When I graduated from college in 1969 the Vietnam War was raging, and a good 20% of my classmates had already burned their draft cards and had adopted the classic John Lennon hairstyle, moustache and granny glasses. At my own commencement ceremony several protesting students tried to take over the podium and had to be removed by class marshals. Times are less violent now, at least within the country, but the world that awaits this year’s graduating classes is no less volatile, no less unpredictable.

I should be doing the ritual thing and blessing you with words of wisdom and encouragement. But the truth is, all I really want to say is thank you. Thank all of you students who, against all odds and against all the pressures to do otherwise, have chosen to have a life in the arts. All the paradigms of success that we routinely encounter in our everyday lives—on television, in movies, in the online world, in the constant din of advertising, even from our friends and families—all these “models” for success and happiness American-style are about what is ultimately a disposable life, about a life centered around material gain and about finding the best possible comfort zone for yourself.

-- DATA SHOWN --
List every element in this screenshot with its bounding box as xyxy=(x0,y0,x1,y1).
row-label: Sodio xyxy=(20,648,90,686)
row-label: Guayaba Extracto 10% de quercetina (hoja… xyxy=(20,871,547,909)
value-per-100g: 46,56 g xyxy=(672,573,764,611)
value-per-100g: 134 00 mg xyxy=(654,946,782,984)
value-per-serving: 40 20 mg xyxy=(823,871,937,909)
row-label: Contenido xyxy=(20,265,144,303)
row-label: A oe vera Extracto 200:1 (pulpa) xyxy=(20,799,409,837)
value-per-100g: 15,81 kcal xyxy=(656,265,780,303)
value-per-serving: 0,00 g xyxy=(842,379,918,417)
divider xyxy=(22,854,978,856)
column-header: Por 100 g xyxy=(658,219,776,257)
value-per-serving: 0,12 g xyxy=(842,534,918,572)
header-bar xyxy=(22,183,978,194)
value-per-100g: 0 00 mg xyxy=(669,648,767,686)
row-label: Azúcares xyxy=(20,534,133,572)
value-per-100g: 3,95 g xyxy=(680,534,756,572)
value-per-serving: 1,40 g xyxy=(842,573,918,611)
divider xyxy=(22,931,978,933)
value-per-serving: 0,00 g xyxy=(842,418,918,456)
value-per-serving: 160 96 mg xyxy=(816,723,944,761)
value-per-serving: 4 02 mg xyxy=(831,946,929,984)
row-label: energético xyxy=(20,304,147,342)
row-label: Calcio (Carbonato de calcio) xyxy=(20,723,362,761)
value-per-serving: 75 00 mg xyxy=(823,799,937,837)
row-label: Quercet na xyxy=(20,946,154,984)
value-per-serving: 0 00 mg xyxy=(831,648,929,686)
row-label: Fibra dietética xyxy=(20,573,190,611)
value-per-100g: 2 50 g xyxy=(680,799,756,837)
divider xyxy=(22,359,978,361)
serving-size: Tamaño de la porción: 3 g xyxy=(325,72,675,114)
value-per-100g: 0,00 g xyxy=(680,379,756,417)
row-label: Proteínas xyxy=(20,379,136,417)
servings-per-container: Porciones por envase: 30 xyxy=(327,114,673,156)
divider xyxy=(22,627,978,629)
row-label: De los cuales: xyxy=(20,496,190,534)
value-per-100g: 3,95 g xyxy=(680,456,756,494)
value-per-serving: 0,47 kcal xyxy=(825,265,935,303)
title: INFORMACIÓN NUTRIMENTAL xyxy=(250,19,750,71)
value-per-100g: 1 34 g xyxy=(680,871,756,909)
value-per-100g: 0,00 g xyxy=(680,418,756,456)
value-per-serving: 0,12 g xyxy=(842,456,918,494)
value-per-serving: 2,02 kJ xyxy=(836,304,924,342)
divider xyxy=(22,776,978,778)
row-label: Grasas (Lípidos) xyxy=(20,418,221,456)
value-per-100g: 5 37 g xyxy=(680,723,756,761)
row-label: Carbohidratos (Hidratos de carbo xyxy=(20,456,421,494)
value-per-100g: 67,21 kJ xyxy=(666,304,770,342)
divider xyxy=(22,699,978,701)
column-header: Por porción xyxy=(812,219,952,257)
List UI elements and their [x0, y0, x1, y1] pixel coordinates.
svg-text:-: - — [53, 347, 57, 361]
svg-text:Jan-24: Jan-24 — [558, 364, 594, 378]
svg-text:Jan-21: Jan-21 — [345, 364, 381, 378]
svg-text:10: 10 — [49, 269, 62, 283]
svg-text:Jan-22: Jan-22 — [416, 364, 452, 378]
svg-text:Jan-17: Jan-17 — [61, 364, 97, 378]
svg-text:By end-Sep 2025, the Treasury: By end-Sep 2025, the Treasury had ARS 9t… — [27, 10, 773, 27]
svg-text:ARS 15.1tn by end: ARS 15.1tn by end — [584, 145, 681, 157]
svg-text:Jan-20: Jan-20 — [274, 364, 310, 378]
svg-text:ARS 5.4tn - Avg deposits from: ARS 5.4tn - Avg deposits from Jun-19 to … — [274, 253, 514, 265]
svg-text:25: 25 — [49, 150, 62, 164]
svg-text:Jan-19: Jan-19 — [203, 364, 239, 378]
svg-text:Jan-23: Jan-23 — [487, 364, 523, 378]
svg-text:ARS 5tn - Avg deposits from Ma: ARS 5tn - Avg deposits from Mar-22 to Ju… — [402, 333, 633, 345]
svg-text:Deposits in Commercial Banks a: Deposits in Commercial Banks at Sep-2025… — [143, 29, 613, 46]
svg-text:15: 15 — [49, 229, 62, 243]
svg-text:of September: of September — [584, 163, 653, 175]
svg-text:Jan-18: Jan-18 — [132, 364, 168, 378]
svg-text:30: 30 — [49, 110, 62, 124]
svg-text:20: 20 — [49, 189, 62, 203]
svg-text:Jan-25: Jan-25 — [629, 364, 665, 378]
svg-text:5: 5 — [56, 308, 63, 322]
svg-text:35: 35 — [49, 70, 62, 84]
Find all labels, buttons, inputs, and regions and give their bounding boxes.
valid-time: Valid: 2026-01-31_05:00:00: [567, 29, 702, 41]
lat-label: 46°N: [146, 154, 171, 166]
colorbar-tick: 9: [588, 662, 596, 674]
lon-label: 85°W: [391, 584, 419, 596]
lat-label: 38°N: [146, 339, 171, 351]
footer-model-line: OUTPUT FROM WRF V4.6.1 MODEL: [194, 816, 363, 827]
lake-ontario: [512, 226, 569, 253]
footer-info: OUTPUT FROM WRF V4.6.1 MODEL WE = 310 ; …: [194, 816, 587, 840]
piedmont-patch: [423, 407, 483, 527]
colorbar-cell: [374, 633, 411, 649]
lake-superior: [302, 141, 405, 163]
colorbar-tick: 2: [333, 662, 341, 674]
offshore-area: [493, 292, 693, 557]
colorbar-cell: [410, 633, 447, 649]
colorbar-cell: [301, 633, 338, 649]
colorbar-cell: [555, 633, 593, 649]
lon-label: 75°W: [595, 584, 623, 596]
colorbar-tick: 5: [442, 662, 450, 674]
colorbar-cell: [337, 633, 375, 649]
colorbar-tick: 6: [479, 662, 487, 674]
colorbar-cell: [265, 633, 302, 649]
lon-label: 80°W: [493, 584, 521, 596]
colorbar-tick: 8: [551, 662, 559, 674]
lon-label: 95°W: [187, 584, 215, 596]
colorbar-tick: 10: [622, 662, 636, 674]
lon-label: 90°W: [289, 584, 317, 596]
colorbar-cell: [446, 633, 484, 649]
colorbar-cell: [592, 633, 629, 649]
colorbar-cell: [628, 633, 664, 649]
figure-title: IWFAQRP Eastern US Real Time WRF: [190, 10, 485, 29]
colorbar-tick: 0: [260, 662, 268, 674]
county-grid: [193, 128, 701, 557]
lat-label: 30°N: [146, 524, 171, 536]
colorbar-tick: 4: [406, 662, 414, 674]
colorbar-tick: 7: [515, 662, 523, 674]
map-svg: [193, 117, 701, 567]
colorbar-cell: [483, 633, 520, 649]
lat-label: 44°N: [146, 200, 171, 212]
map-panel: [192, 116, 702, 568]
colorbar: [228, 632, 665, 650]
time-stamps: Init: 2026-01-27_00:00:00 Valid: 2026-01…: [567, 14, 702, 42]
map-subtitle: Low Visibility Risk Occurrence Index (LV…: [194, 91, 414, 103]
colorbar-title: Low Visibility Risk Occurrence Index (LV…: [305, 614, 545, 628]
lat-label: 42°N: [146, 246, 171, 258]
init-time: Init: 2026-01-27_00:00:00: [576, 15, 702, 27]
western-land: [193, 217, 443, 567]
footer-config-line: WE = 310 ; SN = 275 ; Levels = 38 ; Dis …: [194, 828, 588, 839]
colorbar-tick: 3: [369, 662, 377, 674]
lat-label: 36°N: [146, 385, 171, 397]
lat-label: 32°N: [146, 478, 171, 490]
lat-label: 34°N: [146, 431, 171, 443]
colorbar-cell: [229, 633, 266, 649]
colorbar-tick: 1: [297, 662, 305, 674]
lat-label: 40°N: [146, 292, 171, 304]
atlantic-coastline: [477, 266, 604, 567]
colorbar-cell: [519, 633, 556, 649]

-- REQUIRED ACTIONS --
1. Edit the records starting at their first line and ending at the line containing "divider xyxy=(22,627,978,629)", replacing "Fibra dietética" with "Fibra alimentaria" and keeping everything else the same. Give only those lines.
2. Pick up the commencement speech after its last sentence and continue it.
The records have no connection to the commencement speech.

-- IN RESPONSE --
1.
List every element in this screenshot with its bounding box as xyxy=(x0,y0,x1,y1).
row-label: Sodio xyxy=(20,648,90,686)
row-label: Guayaba Extracto 10% de quercetina (hoja… xyxy=(20,871,547,909)
value-per-100g: 46,56 g xyxy=(672,573,764,611)
value-per-100g: 134 00 mg xyxy=(654,946,782,984)
value-per-serving: 40 20 mg xyxy=(823,871,937,909)
row-label: Contenido xyxy=(20,265,144,303)
row-label: A oe vera Extracto 200:1 (pulpa) xyxy=(20,799,409,837)
value-per-100g: 15,81 kcal xyxy=(656,265,780,303)
value-per-serving: 0,00 g xyxy=(842,379,918,417)
divider xyxy=(22,854,978,856)
column-header: Por 100 g xyxy=(658,219,776,257)
value-per-serving: 0,12 g xyxy=(842,534,918,572)
header-bar xyxy=(22,183,978,194)
value-per-100g: 0 00 mg xyxy=(669,648,767,686)
row-label: Azúcares xyxy=(20,534,133,572)
value-per-100g: 3,95 g xyxy=(680,534,756,572)
value-per-serving: 1,40 g xyxy=(842,573,918,611)
divider xyxy=(22,931,978,933)
value-per-serving: 0,00 g xyxy=(842,418,918,456)
value-per-serving: 160 96 mg xyxy=(816,723,944,761)
value-per-serving: 4 02 mg xyxy=(831,946,929,984)
row-label: energético xyxy=(20,304,147,342)
row-label: Calcio (Carbonato de calcio) xyxy=(20,723,362,761)
value-per-serving: 75 00 mg xyxy=(823,799,937,837)
row-label: Quercet na xyxy=(20,946,154,984)
value-per-serving: 0 00 mg xyxy=(831,648,929,686)
row-label: Fibra alimentaria xyxy=(20,573,190,611)
value-per-100g: 2 50 g xyxy=(680,799,756,837)
divider xyxy=(22,359,978,361)
serving-size: Tamaño de la porción: 3 g xyxy=(325,72,675,114)
value-per-100g: 0,00 g xyxy=(680,379,756,417)
row-label: Proteínas xyxy=(20,379,136,417)
servings-per-container: Porciones por envase: 30 xyxy=(327,114,673,156)
divider xyxy=(22,627,978,629)

2.
But by choosing a life in the arts you’ve set yourselves apart from all that and from a nation that has become such a hostage to distraction that it can’t absorb a single complex thought without having it reduced to a sound byte. Most people now, and particularly most people your age, live in a fractured virtual environment where staying focused on a single thought for, say, a mere seven seconds presents a grave challenge. (I mention seven seconds because a staff researcher at Google in San Francisco recently told me that 7.3 seconds was the amount of time that an average viewer stays on a YouTube site before jumping to another page.) You have grown up in a world that offers constant, almost irresistible distraction not unlike what the serpent in the Garden of Eden offered to Eve when he whispered to her, “check out them apples.”

The arts, however, are difficult. They are mind-bendingly and refreshingly difficult. You can’t learn the role of Hamlet (no less write it), you can’t play the fugue in the Hammerklavier Sonata (no less compose it) and you can’t hope to move effortlessly through one of Twyla Tharp’s ballets without having submitting yourself to something that’s profoundly difficult, that demands sustained concentration and unyielding devotion. Artists are people who’ve learned how to surrender themselves to a higher purpose, to something better than their miserable little egos. They’ve been willing to put their self-esteem in a Cuisinart and let it be chopped and diced and crushed to a pulp. They are the ones who’ve learned to live with the brutal fact that God didn’t dole out talent in fair and equal portions and that the person sitting next to them may only need to practice only half as hard to win the concerto competition.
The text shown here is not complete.